Copy all lines of the listing that include the string "Sensor".

Excerpt from a dataset
* begin *
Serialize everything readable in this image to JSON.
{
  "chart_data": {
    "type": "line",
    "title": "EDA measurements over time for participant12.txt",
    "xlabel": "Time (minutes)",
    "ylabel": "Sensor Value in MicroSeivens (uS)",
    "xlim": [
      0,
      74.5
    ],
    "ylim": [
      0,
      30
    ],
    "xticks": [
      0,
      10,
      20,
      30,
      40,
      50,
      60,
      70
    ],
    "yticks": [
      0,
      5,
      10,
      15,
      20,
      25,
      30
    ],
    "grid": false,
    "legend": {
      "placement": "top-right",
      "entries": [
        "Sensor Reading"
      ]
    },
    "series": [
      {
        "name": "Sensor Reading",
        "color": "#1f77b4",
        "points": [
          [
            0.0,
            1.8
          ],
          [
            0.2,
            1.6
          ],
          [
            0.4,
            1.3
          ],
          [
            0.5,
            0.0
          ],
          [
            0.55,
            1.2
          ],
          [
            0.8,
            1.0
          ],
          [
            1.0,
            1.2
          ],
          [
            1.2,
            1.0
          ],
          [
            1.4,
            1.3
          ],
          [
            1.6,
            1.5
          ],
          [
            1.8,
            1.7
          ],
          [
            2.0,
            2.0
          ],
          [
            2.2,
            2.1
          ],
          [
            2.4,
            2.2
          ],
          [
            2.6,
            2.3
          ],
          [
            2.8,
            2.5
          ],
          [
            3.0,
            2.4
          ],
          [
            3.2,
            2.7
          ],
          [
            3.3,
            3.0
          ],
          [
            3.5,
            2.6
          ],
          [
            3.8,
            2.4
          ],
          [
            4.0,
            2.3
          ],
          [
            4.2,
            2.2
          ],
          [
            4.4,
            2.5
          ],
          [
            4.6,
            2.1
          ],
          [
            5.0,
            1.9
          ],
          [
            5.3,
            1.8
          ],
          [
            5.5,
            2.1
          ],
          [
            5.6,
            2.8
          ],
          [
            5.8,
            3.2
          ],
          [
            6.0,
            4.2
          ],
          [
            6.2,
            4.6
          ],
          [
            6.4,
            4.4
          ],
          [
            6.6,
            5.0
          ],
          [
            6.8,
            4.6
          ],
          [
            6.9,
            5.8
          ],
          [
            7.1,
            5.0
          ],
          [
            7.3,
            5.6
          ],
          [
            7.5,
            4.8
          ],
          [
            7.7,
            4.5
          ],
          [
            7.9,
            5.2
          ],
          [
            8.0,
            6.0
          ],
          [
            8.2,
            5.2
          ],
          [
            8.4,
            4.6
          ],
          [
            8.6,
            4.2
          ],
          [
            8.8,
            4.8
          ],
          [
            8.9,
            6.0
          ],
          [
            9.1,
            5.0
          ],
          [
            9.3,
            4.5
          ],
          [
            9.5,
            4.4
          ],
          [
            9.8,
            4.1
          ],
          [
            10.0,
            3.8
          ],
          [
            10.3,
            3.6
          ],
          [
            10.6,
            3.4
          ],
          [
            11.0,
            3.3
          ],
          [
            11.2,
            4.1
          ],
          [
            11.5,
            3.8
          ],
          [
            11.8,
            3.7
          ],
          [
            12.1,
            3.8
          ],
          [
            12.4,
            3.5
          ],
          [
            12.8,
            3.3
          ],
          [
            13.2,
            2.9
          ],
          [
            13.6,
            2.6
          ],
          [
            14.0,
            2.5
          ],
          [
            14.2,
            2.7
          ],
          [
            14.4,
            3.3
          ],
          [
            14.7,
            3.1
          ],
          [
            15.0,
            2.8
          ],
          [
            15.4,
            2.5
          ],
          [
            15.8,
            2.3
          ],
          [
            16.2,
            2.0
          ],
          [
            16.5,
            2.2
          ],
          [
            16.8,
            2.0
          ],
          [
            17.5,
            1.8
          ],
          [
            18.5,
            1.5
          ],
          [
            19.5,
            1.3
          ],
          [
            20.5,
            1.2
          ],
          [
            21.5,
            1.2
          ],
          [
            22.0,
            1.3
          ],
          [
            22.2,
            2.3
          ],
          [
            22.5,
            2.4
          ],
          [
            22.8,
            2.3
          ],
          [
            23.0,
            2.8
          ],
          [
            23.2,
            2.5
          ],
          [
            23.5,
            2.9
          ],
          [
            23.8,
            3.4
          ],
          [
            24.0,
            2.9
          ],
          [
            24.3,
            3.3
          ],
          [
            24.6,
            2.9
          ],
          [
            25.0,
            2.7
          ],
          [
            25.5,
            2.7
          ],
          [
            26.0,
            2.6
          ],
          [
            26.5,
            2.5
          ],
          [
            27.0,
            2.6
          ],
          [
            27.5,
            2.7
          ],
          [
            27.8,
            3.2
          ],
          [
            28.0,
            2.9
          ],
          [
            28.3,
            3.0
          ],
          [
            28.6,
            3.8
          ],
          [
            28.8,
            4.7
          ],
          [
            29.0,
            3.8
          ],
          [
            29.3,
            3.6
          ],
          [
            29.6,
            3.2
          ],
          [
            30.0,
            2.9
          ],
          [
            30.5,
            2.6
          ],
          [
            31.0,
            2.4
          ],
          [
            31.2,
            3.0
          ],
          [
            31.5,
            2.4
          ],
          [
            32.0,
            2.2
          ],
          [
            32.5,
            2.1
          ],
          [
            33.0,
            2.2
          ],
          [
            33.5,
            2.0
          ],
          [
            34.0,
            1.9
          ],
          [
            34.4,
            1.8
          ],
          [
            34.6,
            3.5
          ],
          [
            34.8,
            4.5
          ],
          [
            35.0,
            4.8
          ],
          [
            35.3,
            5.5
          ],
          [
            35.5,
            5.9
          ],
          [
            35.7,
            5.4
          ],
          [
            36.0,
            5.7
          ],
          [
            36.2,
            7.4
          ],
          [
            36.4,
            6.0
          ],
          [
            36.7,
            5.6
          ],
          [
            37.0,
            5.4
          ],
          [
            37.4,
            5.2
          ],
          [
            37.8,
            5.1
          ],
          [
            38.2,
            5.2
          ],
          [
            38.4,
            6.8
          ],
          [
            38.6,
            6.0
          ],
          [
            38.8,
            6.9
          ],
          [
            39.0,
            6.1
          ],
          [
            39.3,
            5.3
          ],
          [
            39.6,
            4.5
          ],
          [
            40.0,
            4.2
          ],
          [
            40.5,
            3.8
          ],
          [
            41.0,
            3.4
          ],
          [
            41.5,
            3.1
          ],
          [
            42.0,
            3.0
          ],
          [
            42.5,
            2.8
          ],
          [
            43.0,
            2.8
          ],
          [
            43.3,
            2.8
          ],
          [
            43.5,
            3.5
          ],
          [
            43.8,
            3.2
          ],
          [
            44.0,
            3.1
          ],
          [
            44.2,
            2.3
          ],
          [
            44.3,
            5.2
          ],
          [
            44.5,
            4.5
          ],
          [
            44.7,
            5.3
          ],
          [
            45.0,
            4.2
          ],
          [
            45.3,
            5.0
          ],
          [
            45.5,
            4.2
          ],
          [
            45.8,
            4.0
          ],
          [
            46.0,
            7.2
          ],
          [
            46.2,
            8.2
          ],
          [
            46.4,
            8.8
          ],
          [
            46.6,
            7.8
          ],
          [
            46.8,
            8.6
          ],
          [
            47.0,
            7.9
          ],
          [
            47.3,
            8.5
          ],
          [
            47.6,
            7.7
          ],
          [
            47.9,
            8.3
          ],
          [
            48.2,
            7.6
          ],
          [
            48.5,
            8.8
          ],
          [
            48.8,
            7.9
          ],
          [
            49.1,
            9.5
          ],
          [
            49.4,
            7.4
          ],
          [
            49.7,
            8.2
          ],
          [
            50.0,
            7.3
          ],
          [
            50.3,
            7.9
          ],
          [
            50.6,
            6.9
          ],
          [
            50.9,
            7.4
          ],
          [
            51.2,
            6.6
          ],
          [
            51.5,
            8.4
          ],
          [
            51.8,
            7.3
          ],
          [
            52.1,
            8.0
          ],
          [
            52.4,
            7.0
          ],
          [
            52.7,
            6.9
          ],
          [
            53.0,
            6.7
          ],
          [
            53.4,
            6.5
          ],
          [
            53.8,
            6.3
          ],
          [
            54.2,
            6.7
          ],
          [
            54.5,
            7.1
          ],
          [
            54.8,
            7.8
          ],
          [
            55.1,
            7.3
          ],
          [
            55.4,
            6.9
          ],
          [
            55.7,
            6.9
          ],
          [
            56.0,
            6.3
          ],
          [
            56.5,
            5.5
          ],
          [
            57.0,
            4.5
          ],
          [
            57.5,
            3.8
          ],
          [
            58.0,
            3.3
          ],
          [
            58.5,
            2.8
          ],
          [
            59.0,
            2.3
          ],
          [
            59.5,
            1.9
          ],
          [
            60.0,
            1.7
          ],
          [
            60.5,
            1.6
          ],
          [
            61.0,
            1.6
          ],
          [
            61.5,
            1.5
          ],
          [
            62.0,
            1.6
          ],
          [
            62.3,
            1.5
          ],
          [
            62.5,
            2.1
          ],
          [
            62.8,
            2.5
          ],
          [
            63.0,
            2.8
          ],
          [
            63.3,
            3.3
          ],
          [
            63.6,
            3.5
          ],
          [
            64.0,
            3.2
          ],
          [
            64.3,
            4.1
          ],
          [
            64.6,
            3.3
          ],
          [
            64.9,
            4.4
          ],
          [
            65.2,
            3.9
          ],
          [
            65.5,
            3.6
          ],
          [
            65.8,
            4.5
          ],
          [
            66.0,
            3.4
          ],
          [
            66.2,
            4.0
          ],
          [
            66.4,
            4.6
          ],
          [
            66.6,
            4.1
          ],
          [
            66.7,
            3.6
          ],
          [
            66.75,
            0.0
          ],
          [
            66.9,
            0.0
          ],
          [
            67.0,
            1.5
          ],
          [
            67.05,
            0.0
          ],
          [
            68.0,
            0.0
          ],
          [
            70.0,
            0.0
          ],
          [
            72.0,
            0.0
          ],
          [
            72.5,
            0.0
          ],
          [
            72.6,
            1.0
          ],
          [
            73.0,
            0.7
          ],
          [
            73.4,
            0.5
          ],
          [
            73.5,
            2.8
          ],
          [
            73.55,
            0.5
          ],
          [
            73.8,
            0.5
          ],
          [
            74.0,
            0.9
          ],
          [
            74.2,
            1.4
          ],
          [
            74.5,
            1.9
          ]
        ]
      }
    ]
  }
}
* end *
(Answer for this exercise)
    "ylabel": "Sensor Value in MicroSeivens (uS)",
        "Sensor Reading"
        "name": "Sensor Reading",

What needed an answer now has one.